● **Task prompt**: Please return the full listing below without altering anything.

● **Collected data entries**:
═══
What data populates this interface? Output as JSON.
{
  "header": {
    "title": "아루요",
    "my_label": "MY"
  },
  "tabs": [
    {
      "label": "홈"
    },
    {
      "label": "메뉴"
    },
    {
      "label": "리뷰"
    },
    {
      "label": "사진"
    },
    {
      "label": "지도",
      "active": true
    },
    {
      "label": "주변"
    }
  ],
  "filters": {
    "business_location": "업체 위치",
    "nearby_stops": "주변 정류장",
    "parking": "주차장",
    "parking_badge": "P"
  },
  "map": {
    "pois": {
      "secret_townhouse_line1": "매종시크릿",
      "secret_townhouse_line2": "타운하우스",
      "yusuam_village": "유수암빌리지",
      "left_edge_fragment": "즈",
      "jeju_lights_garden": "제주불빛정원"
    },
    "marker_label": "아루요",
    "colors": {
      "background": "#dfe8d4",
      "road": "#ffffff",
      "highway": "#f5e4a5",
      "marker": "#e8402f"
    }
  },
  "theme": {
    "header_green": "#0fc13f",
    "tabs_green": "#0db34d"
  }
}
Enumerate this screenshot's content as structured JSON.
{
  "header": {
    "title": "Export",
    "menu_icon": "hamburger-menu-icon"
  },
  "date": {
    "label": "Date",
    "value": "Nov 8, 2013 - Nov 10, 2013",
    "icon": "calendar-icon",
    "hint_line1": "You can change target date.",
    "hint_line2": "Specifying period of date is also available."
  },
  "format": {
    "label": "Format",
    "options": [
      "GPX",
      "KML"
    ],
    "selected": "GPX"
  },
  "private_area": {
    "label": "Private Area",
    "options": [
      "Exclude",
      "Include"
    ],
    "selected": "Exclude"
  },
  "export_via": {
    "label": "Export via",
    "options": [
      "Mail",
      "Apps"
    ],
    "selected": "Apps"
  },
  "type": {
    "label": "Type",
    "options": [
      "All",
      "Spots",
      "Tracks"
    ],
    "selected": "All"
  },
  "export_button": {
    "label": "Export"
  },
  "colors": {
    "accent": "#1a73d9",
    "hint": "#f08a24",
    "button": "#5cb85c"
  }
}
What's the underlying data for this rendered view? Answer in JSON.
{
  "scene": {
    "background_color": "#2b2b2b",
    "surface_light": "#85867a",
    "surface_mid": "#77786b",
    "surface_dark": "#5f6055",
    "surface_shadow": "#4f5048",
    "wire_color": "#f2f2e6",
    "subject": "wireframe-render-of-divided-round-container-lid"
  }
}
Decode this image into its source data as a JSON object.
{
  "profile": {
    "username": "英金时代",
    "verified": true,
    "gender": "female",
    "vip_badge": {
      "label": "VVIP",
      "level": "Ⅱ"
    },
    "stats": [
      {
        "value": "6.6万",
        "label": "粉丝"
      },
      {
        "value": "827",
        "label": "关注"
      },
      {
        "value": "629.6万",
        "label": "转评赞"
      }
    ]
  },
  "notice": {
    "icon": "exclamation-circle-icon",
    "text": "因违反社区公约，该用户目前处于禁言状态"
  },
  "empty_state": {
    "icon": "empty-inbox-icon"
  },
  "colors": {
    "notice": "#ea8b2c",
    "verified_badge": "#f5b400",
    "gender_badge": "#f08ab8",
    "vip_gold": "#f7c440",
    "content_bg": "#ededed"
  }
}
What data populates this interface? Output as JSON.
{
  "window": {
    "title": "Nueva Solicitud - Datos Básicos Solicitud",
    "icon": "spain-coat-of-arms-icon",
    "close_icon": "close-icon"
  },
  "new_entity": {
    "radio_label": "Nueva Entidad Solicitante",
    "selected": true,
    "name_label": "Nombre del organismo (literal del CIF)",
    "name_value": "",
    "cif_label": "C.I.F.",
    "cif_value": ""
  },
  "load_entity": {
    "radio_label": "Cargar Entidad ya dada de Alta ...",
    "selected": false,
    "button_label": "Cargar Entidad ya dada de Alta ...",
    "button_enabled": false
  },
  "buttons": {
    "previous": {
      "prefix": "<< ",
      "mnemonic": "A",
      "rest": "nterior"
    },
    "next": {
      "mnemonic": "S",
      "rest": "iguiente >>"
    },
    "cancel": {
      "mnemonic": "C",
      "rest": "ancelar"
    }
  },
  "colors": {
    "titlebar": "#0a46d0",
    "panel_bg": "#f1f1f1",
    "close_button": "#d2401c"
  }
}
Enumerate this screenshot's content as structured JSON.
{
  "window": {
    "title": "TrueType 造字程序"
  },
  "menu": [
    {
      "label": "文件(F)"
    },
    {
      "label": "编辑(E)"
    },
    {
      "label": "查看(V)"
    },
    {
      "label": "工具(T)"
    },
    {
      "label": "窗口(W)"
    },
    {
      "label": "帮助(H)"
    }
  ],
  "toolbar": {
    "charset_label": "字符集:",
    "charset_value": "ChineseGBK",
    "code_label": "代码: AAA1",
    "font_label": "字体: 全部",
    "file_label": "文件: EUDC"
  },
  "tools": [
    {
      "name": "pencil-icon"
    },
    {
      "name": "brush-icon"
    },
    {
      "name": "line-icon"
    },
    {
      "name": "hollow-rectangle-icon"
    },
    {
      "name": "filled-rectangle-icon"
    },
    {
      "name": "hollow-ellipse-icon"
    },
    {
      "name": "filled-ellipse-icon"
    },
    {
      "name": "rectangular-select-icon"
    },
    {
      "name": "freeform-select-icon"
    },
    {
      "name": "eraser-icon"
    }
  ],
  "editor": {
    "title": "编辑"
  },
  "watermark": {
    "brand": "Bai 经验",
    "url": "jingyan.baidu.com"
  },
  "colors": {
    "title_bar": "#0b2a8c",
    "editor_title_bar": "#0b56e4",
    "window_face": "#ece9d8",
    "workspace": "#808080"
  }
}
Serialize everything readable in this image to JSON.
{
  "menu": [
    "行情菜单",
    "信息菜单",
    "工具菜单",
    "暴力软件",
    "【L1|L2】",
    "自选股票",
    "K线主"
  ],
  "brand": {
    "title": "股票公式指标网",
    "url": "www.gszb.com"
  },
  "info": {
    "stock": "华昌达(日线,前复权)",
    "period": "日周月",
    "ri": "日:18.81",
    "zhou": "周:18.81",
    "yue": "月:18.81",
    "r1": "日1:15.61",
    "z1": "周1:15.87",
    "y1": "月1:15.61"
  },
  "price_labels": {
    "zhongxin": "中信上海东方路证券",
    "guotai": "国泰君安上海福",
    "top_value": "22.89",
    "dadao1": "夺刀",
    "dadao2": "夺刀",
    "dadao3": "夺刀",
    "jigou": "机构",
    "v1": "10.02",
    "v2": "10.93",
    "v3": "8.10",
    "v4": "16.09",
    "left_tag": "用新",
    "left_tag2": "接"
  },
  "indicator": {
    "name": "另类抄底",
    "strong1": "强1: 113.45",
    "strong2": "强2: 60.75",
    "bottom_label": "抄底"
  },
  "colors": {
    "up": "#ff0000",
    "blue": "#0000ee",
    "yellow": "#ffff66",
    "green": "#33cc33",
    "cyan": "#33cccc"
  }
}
═══
● **Written solution**:
What data populates this interface? Output as JSON.
{
  "header": {
    "title": "아루요",
    "my_label": "MY"
  },
  "tabs": [
    {
      "label": "홈"
    },
    {
      "label": "메뉴"
    },
    {
      "label": "리뷰"
    },
    {
      "label": "사진"
    },
    {
      "label": "지도",
      "active": true
    },
    {
      "label": "주변"
    }
  ],
  "filters": {
    "business_location": "업체 위치",
    "nearby_stops": "주변 정류장",
    "parking": "주차장",
    "parking_badge": "P"
  },
  "map": {
    "pois": {
      "secret_townhouse_line1": "매종시크릿",
      "secret_townhouse_line2": "타운하우스",
      "yusuam_village": "유수암빌리지",
      "left_edge_fragment": "즈",
      "jeju_lights_garden": "제주불빛정원"
    },
    "marker_label": "아루요",
    "colors": {
      "background": "#dfe8d4",
      "road": "#ffffff",
      "highway": "#f5e4a5",
      "marker": "#e8402f"
    }
  },
  "theme": {
    "header_green": "#0fc13f",
    "tabs_green": "#0db34d"
  }
}
Enumerate this screenshot's content as structured JSON.
{
  "header": {
    "title": "Export",
    "menu_icon": "hamburger-menu-icon"
  },
  "date": {
    "label": "Date",
    "value": "Nov 8, 2013 - Nov 10, 2013",
    "icon": "calendar-icon",
    "hint_line1": "You can change target date.",
    "hint_line2": "Specifying period of date is also available."
  },
  "format": {
    "label": "Format",
    "options": [
      "GPX",
      "KML"
    ],
    "selected": "GPX"
  },
  "private_area": {
    "label": "Private Area",
    "options": [
      "Exclude",
      "Include"
    ],
    "selected": "Exclude"
  },
  "export_via": {
    "label": "Export via",
    "options": [
      "Mail",
      "Apps"
    ],
    "selected": "Apps"
  },
  "type": {
    "label": "Type",
    "options": [
      "All",
      "Spots",
      "Tracks"
    ],
    "selected": "All"
  },
  "export_button": {
    "label": "Export"
  },
  "colors": {
    "accent": "#1a73d9",
    "hint": "#f08a24",
    "button": "#5cb85c"
  }
}
What's the underlying data for this rendered view? Answer in JSON.
{
  "scene": {
    "background_color": "#2b2b2b",
    "surface_light": "#85867a",
    "surface_mid": "#77786b",
    "surface_dark": "#5f6055",
    "surface_shadow": "#4f5048",
    "wire_color": "#f2f2e6",
    "subject": "wireframe-render-of-divided-round-container-lid"
  }
}
Decode this image into its source data as a JSON object.
{
  "profile": {
    "username": "英金时代",
    "verified": true,
    "gender": "female",
    "vip_badge": {
      "label": "VVIP",
      "level": "Ⅱ"
    },
    "stats": [
      {
        "value": "6.6万",
        "label": "粉丝"
      },
      {
        "value": "827",
        "label": "关注"
      },
      {
        "value": "629.6万",
        "label": "转评赞"
      }
    ]
  },
  "notice": {
    "icon": "exclamation-circle-icon",
    "text": "因违反社区公约，该用户目前处于禁言状态"
  },
  "empty_state": {
    "icon": "empty-inbox-icon"
  },
  "colors": {
    "notice": "#ea8b2c",
    "verified_badge": "#f5b400",
    "gender_badge": "#f08ab8",
    "vip_gold": "#f7c440",
    "content_bg": "#ededed"
  }
}
What data populates this interface? Output as JSON.
{
  "window": {
    "title": "Nueva Solicitud - Datos Básicos Solicitud",
    "icon": "spain-coat-of-arms-icon",
    "close_icon": "close-icon"
  },
  "new_entity": {
    "radio_label": "Nueva Entidad Solicitante",
    "selected": true,
    "name_label": "Nombre del organismo (literal del CIF)",
    "name_value": "",
    "cif_label": "C.I.F.",
    "cif_value": ""
  },
  "load_entity": {
    "radio_label": "Cargar Entidad ya dada de Alta ...",
    "selected": false,
    "button_label": "Cargar Entidad ya dada de Alta ...",
    "button_enabled": false
  },
  "buttons": {
    "previous": {
      "prefix": "<< ",
      "mnemonic": "A",
      "rest": "nterior"
    },
    "next": {
      "mnemonic": "S",
      "rest": "iguiente >>"
    },
    "cancel": {
      "mnemonic": "C",
      "rest": "ancelar"
    }
  },
  "colors": {
    "titlebar": "#0a46d0",
    "panel_bg": "#f1f1f1",
    "close_button": "#d2401c"
  }
}
Enumerate this screenshot's content as structured JSON.
{
  "window": {
    "title": "TrueType 造字程序"
  },
  "menu": [
    {
      "label": "文件(F)"
    },
    {
      "label": "编辑(E)"
    },
    {
      "label": "查看(V)"
    },
    {
      "label": "工具(T)"
    },
    {
      "label": "窗口(W)"
    },
    {
      "label": "帮助(H)"
    }
  ],
  "toolbar": {
    "charset_label": "字符集:",
    "charset_value": "ChineseGBK",
    "code_label": "代码: AAA1",
    "font_label": "字体: 全部",
    "file_label": "文件: EUDC"
  },
  "tools": [
    {
      "name": "pencil-icon"
    },
    {
      "name": "brush-icon"
    },
    {
      "name": "line-icon"
    },
    {
      "name": "hollow-rectangle-icon"
    },
    {
      "name": "filled-rectangle-icon"
    },
    {
      "name": "hollow-ellipse-icon"
    },
    {
      "name": "filled-ellipse-icon"
    },
    {
      "name": "rectangular-select-icon"
    },
    {
      "name": "freeform-select-icon"
    },
    {
      "name": "eraser-icon"
    }
  ],
  "editor": {
    "title": "编辑"
  },
  "watermark": {
    "brand": "Bai 经验",
    "url": "jingyan.baidu.com"
  },
  "colors": {
    "title_bar": "#0b2a8c",
    "editor_title_bar": "#0b56e4",
    "window_face": "#ece9d8",
    "workspace": "#808080"
  }
}
Serialize everything readable in this image to JSON.
{
  "menu": [
    "行情菜单",
    "信息菜单",
    "工具菜单",
    "暴力软件",
    "【L1|L2】",
    "自选股票",
    "K线主"
  ],
  "brand": {
    "title": "股票公式指标网",
    "url": "www.gszb.com"
  },
  "info": {
    "stock": "华昌达(日线,前复权)",
    "period": "日周月",
    "ri": "日:18.81",
    "zhou": "周:18.81",
    "yue": "月:18.81",
    "r1": "日1:15.61",
    "z1": "周1:15.87",
    "y1": "月1:15.61"
  },
  "price_labels": {
    "zhongxin": "中信上海东方路证券",
    "guotai": "国泰君安上海福",
    "top_value": "22.89",
    "dadao1": "夺刀",
    "dadao2": "夺刀",
    "dadao3": "夺刀",
    "jigou": "机构",
    "v1": "10.02",
    "v2": "10.93",
    "v3": "8.10",
    "v4": "16.09",
    "left_tag": "用新",
    "left_tag2": "接"
  },
  "indicator": {
    "name": "另类抄底",
    "strong1": "强1: 113.45",
    "strong2": "强2: 60.75",
    "bottom_label": "抄底"
  },
  "colors": {
    "up": "#ff0000",
    "blue": "#0000ee",
    "yellow": "#ffff66",
    "green": "#33cc33",
    "cyan": "#33cccc"
  }
}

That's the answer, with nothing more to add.